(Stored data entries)
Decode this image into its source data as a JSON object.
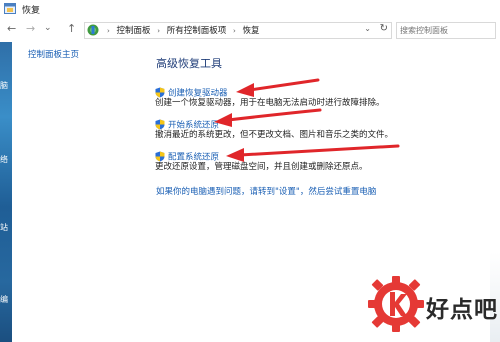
{
  "window": {
    "title": "恢复"
  },
  "nav": {
    "back_symbol": "←",
    "forward_symbol": "→",
    "recent_symbol": "⌄",
    "up_symbol": "↑"
  },
  "address": {
    "crumbs": [
      "控制面板",
      "所有控制面板项",
      "恢复"
    ],
    "separator": "›",
    "dropdown_symbol": "⌄",
    "refresh_symbol": "↻"
  },
  "search": {
    "placeholder": "搜索控制面板"
  },
  "sidebar": {
    "home_link": "控制面板主页"
  },
  "desktop": {
    "labels": [
      "脑",
      "络",
      "站",
      "编"
    ]
  },
  "main": {
    "heading": "高级恢复工具",
    "tasks": [
      {
        "link": "创建恢复驱动器",
        "description": "创建一个恢复驱动器，用于在电脑无法启动时进行故障排除。"
      },
      {
        "link": "开始系统还原",
        "description": "撤消最近的系统更改，但不更改文档、图片和音乐之类的文件。"
      },
      {
        "link": "配置系统还原",
        "description": "更改还原设置，管理磁盘空间，并且创建或删除还原点。"
      }
    ],
    "help_link": "如果你的电脑遇到问题，请转到\"设置\"，然后尝试重置电脑"
  },
  "watermark": {
    "text": "好点吧"
  },
  "colors": {
    "link": "#1a5fb4",
    "heading": "#1e3c78",
    "arrow": "#e0262a",
    "watermark_red": "#e53935",
    "shield_blue": "#2a6fd6",
    "shield_yellow": "#f5c518"
  },
  "icons": {
    "app": "recovery-window-icon",
    "address": "control-panel-icon",
    "task": "uac-shield-icon",
    "watermark": "gear-logo-icon"
  }
}
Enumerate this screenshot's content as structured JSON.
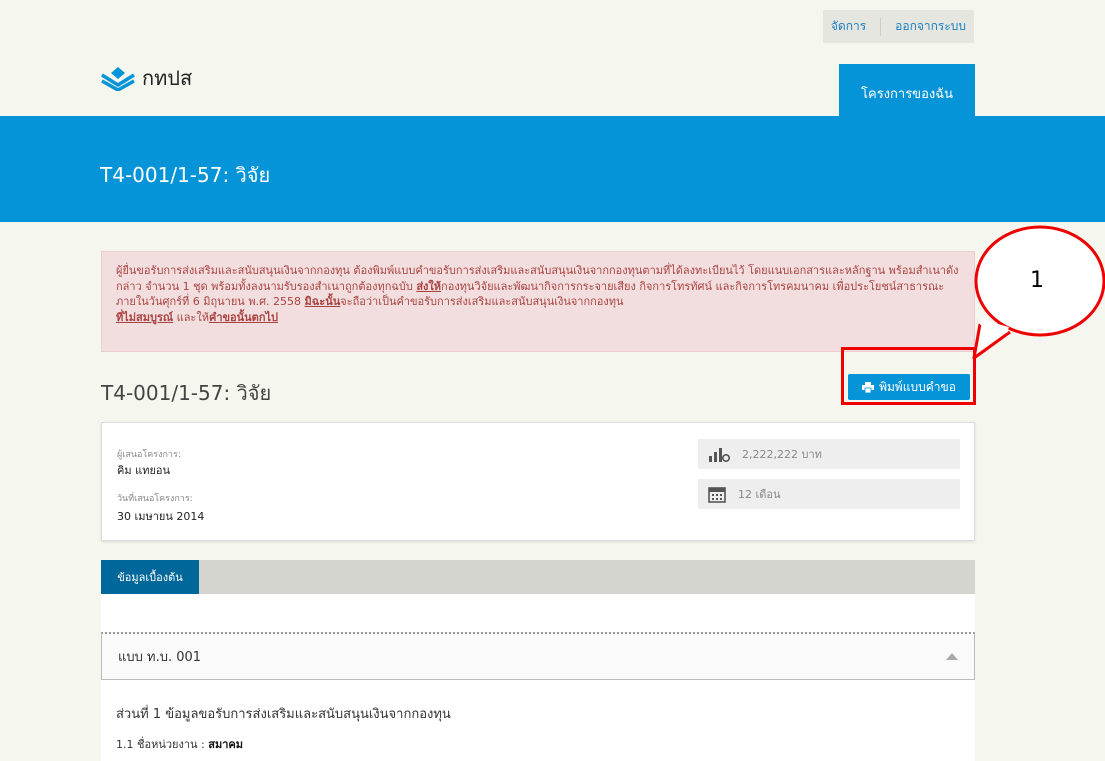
{
  "topbar": {
    "manage": "จัดการ",
    "logout": "ออกจากระบบ"
  },
  "logo": {
    "text": "กทปส",
    "icon": "stacked-chevron-logo-icon"
  },
  "nav": {
    "my_projects": "โครงการของฉัน"
  },
  "banner": {
    "title": "T4-001/1-57: วิจัย"
  },
  "alert": {
    "p1": "ผู้ยื่นขอรับการส่งเสริมและสนับสนุนเงินจากกองทุน ต้องพิมพ์แบบคำขอรับการส่งเสริมและสนับสนุนเงินจากกองทุนตามที่ได้ลงทะเบียนไว้ โดยแนบเอกสารและหลักฐาน พร้อมสำเนาดังกล่าว จำนวน 1 ชุด พร้อมทั้งลงนามรับรองสำเนาถูกต้องทุกฉบับ ",
    "link1": "ส่งให้",
    "p2": "กองทุนวิจัยและพัฒนากิจการกระจายเสียง กิจการโทรทัศน์ และกิจการโทรคมนาคม เพื่อประโยชน์สาธารณะ ภายในวันศุกร์ที่ 6 มิถุนายน พ.ศ. 2558 ",
    "link2": "มิฉะนั้น",
    "p3": "จะถือว่าเป็นคำขอรับการส่งเสริมและสนับสนุนเงินจากกองทุน",
    "link3": "ที่ไม่สมบูรณ์",
    "p4": " และให้",
    "link4": "คำขอนั้นตกไป"
  },
  "page": {
    "title": "T4-001/1-57: วิจัย"
  },
  "print_button": {
    "label": "พิมพ์แบบคำขอ",
    "icon": "printer-icon"
  },
  "annotation": {
    "number": "1",
    "color": "#ee0000"
  },
  "info": {
    "proposer_label": "ผู้เสนอโครงการ:",
    "proposer_value": "คิม แทยอน",
    "date_label": "วันที่เสนอโครงการ:",
    "date_value": "30 เมษายน 2014",
    "budget": "2,222,222 บาท",
    "duration": "12 เดือน"
  },
  "tabs": {
    "basic_info": "ข้อมูลเบื้องต้น"
  },
  "form": {
    "accordion_title": "แบบ ท.บ. 001",
    "section_title": "ส่วนที่ 1 ข้อมูลขอรับการส่งเสริมและสนับสนุนเงินจากกองทุน",
    "field_label": "1.1 ชื่อหน่วยงาน :",
    "field_value": "สมาคม"
  },
  "colors": {
    "primary": "#0594d8",
    "tab_active": "#00679a",
    "alert_bg": "#f2dede",
    "alert_text": "#a94442"
  }
}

■ THE EXERCISE ■
Repeat each line of the records above exactly, but do not copy the pictures.

■ THE SOLUTION ■
Decode this image into its source data as a JSON object.
{
  "window": {
    "title": "恢复"
  },
  "nav": {
    "back_symbol": "←",
    "forward_symbol": "→",
    "recent_symbol": "⌄",
    "up_symbol": "↑"
  },
  "address": {
    "crumbs": [
      "控制面板",
      "所有控制面板项",
      "恢复"
    ],
    "separator": "›",
    "dropdown_symbol": "⌄",
    "refresh_symbol": "↻"
  },
  "search": {
    "placeholder": "搜索控制面板"
  },
  "sidebar": {
    "home_link": "控制面板主页"
  },
  "desktop": {
    "labels": [
      "脑",
      "络",
      "站",
      "编"
    ]
  },
  "main": {
    "heading": "高级恢复工具",
    "tasks": [
      {
        "link": "创建恢复驱动器",
        "description": "创建一个恢复驱动器，用于在电脑无法启动时进行故障排除。"
      },
      {
        "link": "开始系统还原",
        "description": "撤消最近的系统更改，但不更改文档、图片和音乐之类的文件。"
      },
      {
        "link": "配置系统还原",
        "description": "更改还原设置，管理磁盘空间，并且创建或删除还原点。"
      }
    ],
    "help_link": "如果你的电脑遇到问题，请转到\"设置\"，然后尝试重置电脑"
  },
  "watermark": {
    "text": "好点吧"
  },
  "colors": {
    "link": "#1a5fb4",
    "heading": "#1e3c78",
    "arrow": "#e0262a",
    "watermark_red": "#e53935",
    "shield_blue": "#2a6fd6",
    "shield_yellow": "#f5c518"
  },
  "icons": {
    "app": "recovery-window-icon",
    "address": "control-panel-icon",
    "task": "uac-shield-icon",
    "watermark": "gear-logo-icon"
  }
}
Enumerate this screenshot's content as structured JSON.
{
  "topbar": {
    "manage": "จัดการ",
    "logout": "ออกจากระบบ"
  },
  "logo": {
    "text": "กทปส",
    "icon": "stacked-chevron-logo-icon"
  },
  "nav": {
    "my_projects": "โครงการของฉัน"
  },
  "banner": {
    "title": "T4-001/1-57: วิจัย"
  },
  "alert": {
    "p1": "ผู้ยื่นขอรับการส่งเสริมและสนับสนุนเงินจากกองทุน ต้องพิมพ์แบบคำขอรับการส่งเสริมและสนับสนุนเงินจากกองทุนตามที่ได้ลงทะเบียนไว้ โดยแนบเอกสารและหลักฐาน พร้อมสำเนาดังกล่าว จำนวน 1 ชุด พร้อมทั้งลงนามรับรองสำเนาถูกต้องทุกฉบับ ",
    "link1": "ส่งให้",
    "p2": "กองทุนวิจัยและพัฒนากิจการกระจายเสียง กิจการโทรทัศน์ และกิจการโทรคมนาคม เพื่อประโยชน์สาธารณะ ภายในวันศุกร์ที่ 6 มิถุนายน พ.ศ. 2558 ",
    "link2": "มิฉะนั้น",
    "p3": "จะถือว่าเป็นคำขอรับการส่งเสริมและสนับสนุนเงินจากกองทุน",
    "link3": "ที่ไม่สมบูรณ์",
    "p4": " และให้",
    "link4": "คำขอนั้นตกไป"
  },
  "page": {
    "title": "T4-001/1-57: วิจัย"
  },
  "print_button": {
    "label": "พิมพ์แบบคำขอ",
    "icon": "printer-icon"
  },
  "annotation": {
    "number": "1",
    "color": "#ee0000"
  },
  "info": {
    "proposer_label": "ผู้เสนอโครงการ:",
    "proposer_value": "คิม แทยอน",
    "date_label": "วันที่เสนอโครงการ:",
    "date_value": "30 เมษายน 2014",
    "budget": "2,222,222 บาท",
    "duration": "12 เดือน"
  },
  "tabs": {
    "basic_info": "ข้อมูลเบื้องต้น"
  },
  "form": {
    "accordion_title": "แบบ ท.บ. 001",
    "section_title": "ส่วนที่ 1 ข้อมูลขอรับการส่งเสริมและสนับสนุนเงินจากกองทุน",
    "field_label": "1.1 ชื่อหน่วยงาน :",
    "field_value": "สมาคม"
  },
  "colors": {
    "primary": "#0594d8",
    "tab_active": "#00679a",
    "alert_bg": "#f2dede",
    "alert_text": "#a94442"
  }
}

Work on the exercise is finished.